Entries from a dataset
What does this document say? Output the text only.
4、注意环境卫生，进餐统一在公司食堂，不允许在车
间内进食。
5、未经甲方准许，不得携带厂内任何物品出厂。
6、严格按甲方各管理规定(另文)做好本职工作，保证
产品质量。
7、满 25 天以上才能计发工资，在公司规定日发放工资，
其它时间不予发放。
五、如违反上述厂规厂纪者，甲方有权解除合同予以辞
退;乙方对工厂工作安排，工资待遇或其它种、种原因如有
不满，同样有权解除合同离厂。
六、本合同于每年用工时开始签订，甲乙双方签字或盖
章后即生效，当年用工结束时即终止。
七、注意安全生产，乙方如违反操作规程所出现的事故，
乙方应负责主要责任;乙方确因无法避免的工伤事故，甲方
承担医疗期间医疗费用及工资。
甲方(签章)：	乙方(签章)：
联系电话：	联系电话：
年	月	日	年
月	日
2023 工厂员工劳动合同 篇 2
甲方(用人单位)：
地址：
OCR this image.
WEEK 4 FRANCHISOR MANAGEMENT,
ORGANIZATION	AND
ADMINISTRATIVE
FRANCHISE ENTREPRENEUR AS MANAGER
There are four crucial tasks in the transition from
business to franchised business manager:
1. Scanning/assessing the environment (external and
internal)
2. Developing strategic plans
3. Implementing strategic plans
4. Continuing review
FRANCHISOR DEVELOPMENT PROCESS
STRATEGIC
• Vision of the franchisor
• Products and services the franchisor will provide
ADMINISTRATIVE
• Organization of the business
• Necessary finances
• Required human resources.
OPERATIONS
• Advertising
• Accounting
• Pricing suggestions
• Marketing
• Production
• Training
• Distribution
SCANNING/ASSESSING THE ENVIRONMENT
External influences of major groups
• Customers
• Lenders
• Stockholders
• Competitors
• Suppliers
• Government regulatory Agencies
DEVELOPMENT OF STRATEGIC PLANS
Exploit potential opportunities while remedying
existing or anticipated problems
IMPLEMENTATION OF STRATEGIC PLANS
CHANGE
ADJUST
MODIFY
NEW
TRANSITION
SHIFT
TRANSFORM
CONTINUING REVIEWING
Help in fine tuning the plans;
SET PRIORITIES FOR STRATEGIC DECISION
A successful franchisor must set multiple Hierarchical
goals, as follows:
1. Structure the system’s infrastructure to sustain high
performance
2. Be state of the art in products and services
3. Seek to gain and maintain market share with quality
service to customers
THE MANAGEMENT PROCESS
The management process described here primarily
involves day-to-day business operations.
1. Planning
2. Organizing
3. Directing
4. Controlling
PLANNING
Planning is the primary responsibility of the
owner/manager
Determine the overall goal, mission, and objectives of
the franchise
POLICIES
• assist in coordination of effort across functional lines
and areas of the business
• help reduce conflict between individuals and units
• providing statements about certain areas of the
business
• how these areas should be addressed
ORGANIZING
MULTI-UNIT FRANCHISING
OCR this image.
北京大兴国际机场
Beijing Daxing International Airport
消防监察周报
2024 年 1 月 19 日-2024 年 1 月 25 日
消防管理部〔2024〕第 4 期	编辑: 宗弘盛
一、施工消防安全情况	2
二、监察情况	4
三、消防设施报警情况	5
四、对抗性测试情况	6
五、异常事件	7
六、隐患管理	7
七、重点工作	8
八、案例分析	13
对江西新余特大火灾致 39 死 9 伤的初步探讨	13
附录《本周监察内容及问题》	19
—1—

Objective
Output the entries exactly.

The completed task
What does this document say? Output the text only.
4、注意环境卫生，进餐统一在公司食堂，不允许在车
间内进食。
5、未经甲方准许，不得携带厂内任何物品出厂。
6、严格按甲方各管理规定(另文)做好本职工作，保证
产品质量。
7、满 25 天以上才能计发工资，在公司规定日发放工资，
其它时间不予发放。
五、如违反上述厂规厂纪者，甲方有权解除合同予以辞
退;乙方对工厂工作安排，工资待遇或其它种、种原因如有
不满，同样有权解除合同离厂。
六、本合同于每年用工时开始签订，甲乙双方签字或盖
章后即生效，当年用工结束时即终止。
七、注意安全生产，乙方如违反操作规程所出现的事故，
乙方应负责主要责任;乙方确因无法避免的工伤事故，甲方
承担医疗期间医疗费用及工资。
甲方(签章)：	乙方(签章)：
联系电话：	联系电话：
年	月	日	年
月	日
2023 工厂员工劳动合同 篇 2
甲方(用人单位)：
地址：
OCR this image.
WEEK 4 FRANCHISOR MANAGEMENT,
ORGANIZATION	AND
ADMINISTRATIVE
FRANCHISE ENTREPRENEUR AS MANAGER
There are four crucial tasks in the transition from
business to franchised business manager:
1. Scanning/assessing the environment (external and
internal)
2. Developing strategic plans
3. Implementing strategic plans
4. Continuing review
FRANCHISOR DEVELOPMENT PROCESS
STRATEGIC
• Vision of the franchisor
• Products and services the franchisor will provide
ADMINISTRATIVE
• Organization of the business
• Necessary finances
• Required human resources.
OPERATIONS
• Advertising
• Accounting
• Pricing suggestions
• Marketing
• Production
• Training
• Distribution
SCANNING/ASSESSING THE ENVIRONMENT
External influences of major groups
• Customers
• Lenders
• Stockholders
• Competitors
• Suppliers
• Government regulatory Agencies
DEVELOPMENT OF STRATEGIC PLANS
Exploit potential opportunities while remedying
existing or anticipated problems
IMPLEMENTATION OF STRATEGIC PLANS
CHANGE
ADJUST
MODIFY
NEW
TRANSITION
SHIFT
TRANSFORM
CONTINUING REVIEWING
Help in fine tuning the plans;
SET PRIORITIES FOR STRATEGIC DECISION
A successful franchisor must set multiple Hierarchical
goals, as follows:
1. Structure the system’s infrastructure to sustain high
performance
2. Be state of the art in products and services
3. Seek to gain and maintain market share with quality
service to customers
THE MANAGEMENT PROCESS
The management process described here primarily
involves day-to-day business operations.
1. Planning
2. Organizing
3. Directing
4. Controlling
PLANNING
Planning is the primary responsibility of the
owner/manager
Determine the overall goal, mission, and objectives of
the franchise
POLICIES
• assist in coordination of effort across functional lines
and areas of the business
• help reduce conflict between individuals and units
• providing statements about certain areas of the
business
• how these areas should be addressed
ORGANIZING
MULTI-UNIT FRANCHISING
OCR this image.
北京大兴国际机场
Beijing Daxing International Airport
消防监察周报
2024 年 1 月 19 日-2024 年 1 月 25 日
消防管理部〔2024〕第 4 期	编辑: 宗弘盛
一、施工消防安全情况	2
二、监察情况	4
三、消防设施报警情况	5
四、对抗性测试情况	6
五、异常事件	7
六、隐患管理	7
七、重点工作	8
八、案例分析	13
对江西新余特大火灾致 39 死 9 伤的初步探讨	13
附录《本周监察内容及问题》	19
—1—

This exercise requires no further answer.